Pick out the lines containing "كابل".

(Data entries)
____
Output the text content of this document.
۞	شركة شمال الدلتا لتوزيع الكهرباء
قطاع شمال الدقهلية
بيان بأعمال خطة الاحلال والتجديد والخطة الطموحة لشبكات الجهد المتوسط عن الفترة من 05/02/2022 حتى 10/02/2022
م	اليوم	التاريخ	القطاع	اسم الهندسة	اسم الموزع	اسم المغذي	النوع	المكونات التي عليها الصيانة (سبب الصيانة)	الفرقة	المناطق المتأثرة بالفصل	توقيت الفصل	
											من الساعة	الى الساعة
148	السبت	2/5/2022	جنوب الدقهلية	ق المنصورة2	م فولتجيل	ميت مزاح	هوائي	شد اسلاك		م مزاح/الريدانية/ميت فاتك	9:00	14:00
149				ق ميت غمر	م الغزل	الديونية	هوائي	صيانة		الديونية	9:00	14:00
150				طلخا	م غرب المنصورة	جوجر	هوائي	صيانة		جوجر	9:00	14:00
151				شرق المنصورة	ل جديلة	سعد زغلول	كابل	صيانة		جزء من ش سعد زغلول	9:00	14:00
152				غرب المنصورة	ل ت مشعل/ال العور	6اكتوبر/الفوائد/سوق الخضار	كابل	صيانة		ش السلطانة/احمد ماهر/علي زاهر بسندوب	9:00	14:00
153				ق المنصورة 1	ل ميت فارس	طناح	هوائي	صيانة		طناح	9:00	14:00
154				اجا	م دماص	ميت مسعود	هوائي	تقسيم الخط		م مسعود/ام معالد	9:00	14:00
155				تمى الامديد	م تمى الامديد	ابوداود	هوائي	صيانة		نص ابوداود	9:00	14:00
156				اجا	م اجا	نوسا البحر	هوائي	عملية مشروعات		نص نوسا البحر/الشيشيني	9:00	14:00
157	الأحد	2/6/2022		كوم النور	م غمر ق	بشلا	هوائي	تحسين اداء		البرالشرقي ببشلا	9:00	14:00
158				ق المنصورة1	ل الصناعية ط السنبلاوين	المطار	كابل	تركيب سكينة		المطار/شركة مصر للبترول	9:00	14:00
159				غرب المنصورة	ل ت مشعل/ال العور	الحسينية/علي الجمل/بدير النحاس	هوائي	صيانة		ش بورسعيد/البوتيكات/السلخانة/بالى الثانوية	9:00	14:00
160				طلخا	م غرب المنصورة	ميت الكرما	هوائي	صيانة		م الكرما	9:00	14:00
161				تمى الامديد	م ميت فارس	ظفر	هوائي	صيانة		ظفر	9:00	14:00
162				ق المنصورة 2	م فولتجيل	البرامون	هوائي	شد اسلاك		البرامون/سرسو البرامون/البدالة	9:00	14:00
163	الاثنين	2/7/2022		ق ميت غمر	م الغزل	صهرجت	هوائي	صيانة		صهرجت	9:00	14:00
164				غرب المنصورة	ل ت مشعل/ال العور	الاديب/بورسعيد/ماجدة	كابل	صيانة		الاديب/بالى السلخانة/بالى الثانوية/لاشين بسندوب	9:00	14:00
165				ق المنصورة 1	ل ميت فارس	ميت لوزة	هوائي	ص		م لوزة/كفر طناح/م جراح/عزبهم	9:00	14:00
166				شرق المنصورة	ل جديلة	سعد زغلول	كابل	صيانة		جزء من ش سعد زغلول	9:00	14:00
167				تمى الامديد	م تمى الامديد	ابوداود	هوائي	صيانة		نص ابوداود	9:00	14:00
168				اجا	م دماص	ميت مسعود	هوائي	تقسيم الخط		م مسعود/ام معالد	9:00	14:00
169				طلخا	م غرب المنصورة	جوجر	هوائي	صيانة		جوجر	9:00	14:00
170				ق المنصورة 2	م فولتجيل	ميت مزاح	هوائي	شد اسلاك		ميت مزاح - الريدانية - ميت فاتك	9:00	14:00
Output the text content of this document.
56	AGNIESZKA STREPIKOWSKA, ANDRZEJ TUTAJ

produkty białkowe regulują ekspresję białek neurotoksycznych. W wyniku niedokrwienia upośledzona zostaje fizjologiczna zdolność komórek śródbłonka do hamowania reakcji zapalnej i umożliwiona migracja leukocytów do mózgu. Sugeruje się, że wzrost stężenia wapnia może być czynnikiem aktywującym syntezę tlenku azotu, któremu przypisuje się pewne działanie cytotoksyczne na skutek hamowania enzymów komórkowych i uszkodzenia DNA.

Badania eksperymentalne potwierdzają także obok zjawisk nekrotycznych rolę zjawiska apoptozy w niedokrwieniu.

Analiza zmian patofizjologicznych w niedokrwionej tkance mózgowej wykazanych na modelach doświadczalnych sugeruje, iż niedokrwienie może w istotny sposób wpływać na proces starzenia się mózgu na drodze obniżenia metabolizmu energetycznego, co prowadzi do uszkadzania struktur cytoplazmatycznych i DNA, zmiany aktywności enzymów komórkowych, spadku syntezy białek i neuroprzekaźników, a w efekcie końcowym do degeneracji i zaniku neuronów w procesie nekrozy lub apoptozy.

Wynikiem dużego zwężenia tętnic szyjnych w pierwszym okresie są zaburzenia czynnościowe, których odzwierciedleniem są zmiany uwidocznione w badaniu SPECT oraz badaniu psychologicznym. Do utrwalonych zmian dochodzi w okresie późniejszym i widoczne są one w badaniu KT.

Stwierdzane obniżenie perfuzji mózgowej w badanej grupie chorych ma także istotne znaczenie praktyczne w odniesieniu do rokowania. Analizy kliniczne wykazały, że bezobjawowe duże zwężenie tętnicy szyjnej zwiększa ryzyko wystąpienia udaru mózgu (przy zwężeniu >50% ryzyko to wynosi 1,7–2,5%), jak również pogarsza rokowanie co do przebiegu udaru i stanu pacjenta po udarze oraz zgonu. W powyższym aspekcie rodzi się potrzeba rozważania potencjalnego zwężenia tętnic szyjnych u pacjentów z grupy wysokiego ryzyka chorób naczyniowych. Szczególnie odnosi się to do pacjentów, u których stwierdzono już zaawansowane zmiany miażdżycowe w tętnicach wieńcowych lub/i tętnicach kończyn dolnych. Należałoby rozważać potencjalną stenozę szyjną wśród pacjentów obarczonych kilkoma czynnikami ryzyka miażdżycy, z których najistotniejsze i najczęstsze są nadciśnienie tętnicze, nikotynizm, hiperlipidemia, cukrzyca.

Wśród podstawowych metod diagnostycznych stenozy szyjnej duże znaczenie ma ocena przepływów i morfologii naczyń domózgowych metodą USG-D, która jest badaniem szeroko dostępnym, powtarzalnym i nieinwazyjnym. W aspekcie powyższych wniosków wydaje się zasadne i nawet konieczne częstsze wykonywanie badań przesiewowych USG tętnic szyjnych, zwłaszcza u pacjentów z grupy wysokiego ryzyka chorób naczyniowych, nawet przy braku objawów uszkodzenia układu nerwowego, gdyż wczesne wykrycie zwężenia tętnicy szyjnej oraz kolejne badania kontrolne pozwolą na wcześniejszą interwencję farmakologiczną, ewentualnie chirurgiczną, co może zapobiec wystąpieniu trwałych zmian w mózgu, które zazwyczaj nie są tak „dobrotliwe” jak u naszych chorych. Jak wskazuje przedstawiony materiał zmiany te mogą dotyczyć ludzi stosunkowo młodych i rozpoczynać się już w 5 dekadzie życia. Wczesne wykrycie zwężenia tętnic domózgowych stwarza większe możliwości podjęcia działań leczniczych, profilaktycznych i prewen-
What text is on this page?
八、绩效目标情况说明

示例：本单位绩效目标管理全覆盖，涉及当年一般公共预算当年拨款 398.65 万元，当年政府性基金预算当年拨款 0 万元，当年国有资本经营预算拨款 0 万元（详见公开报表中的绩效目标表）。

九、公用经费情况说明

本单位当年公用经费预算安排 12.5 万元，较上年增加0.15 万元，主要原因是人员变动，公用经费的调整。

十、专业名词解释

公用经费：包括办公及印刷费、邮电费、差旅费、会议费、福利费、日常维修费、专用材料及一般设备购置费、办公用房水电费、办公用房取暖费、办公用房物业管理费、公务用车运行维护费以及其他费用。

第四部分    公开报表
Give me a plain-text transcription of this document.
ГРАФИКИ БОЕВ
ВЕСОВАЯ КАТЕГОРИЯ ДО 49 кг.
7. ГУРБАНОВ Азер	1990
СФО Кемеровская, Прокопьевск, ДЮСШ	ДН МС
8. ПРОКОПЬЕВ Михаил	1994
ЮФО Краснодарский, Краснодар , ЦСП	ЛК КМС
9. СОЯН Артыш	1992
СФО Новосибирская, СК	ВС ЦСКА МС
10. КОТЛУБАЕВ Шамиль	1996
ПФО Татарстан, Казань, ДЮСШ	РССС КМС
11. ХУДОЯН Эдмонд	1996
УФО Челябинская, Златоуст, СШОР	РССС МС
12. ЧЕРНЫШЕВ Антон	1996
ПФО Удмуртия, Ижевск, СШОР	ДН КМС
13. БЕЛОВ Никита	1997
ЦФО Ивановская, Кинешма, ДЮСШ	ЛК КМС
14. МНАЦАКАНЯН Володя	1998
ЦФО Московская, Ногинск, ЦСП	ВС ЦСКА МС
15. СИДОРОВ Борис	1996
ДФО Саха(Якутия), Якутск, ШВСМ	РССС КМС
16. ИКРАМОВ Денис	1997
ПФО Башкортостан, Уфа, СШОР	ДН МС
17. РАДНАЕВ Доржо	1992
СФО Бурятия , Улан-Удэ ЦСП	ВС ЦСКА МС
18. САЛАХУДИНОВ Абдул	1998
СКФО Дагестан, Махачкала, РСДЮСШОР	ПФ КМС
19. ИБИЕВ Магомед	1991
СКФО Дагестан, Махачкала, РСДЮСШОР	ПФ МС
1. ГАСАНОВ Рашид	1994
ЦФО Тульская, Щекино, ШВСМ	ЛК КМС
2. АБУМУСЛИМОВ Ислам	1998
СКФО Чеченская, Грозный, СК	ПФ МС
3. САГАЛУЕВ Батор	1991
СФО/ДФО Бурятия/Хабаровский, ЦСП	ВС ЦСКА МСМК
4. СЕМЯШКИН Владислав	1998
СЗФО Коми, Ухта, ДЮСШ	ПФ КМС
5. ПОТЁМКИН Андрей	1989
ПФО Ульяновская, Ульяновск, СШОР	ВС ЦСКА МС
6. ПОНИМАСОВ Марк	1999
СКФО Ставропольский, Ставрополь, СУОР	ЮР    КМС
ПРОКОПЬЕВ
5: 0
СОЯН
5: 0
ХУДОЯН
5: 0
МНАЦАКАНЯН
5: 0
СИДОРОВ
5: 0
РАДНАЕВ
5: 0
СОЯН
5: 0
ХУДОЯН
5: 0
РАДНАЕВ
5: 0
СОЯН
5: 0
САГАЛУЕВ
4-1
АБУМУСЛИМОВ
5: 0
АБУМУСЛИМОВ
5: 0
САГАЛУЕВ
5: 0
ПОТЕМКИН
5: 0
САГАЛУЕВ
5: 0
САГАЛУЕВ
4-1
____
* Written response:
151				شرق المنصورة	ل جديلة	سعد زغلول	كابل	صيانة		جزء من ش سعد زغلول	9:00	14:00
152				غرب المنصورة	ل ت مشعل/ال العور	6اكتوبر/الفوائد/سوق الخضار	كابل	صيانة		ش السلطانة/احمد ماهر/علي زاهر بسندوب	9:00	14:00
158				ق المنصورة1	ل الصناعية ط السنبلاوين	المطار	كابل	تركيب سكينة		المطار/شركة مصر للبترول	9:00	14:00
164				غرب المنصورة	ل ت مشعل/ال العور	الاديب/بورسعيد/ماجدة	كابل	صيانة		الاديب/بالى السلخانة/بالى الثانوية/لاشين بسندوب	9:00	14:00
166				شرق المنصورة	ل جديلة	سعد زغلول	كابل	صيانة		جزء من ش سعد زغلول	9:00	14:00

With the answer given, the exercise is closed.